Your instructions
Find the line containing "Extract all readable text from this page.". Retype it and every line after it through the end of the entries, exactly as written, with nothing added.

(Stored items)
>>>
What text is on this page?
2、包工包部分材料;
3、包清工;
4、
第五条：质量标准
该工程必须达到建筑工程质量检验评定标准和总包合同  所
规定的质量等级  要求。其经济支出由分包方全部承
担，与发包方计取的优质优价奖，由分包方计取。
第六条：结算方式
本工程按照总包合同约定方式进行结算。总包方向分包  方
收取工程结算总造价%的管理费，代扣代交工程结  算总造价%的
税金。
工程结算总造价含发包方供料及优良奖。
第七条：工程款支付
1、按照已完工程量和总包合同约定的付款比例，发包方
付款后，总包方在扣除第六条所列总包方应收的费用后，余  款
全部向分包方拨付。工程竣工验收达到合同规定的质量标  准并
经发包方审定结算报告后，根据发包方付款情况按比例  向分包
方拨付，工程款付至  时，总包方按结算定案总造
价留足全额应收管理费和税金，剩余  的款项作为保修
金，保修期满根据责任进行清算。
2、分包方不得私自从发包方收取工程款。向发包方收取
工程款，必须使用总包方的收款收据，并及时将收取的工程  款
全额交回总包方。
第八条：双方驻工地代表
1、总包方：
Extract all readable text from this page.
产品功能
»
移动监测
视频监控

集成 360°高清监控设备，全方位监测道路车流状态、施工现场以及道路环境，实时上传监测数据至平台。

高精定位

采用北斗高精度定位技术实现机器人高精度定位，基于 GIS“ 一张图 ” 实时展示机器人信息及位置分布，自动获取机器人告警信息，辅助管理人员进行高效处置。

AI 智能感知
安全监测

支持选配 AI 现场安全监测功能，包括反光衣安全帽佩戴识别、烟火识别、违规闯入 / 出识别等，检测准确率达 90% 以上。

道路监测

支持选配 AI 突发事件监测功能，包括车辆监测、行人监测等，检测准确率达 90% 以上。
<<<
Finished task
Extract all readable text from this page.
产品功能
»
移动监测
视频监控

集成 360°高清监控设备，全方位监测道路车流状态、施工现场以及道路环境，实时上传监测数据至平台。

高精定位

采用北斗高精度定位技术实现机器人高精度定位，基于 GIS“ 一张图 ” 实时展示机器人信息及位置分布，自动获取机器人告警信息，辅助管理人员进行高效处置。

AI 智能感知
安全监测

支持选配 AI 现场安全监测功能，包括反光衣安全帽佩戴识别、烟火识别、违规闯入 / 出识别等，检测准确率达 90% 以上。

道路监测

支持选配 AI 突发事件监测功能，包括车辆监测、行人监测等，检测准确率达 90% 以上。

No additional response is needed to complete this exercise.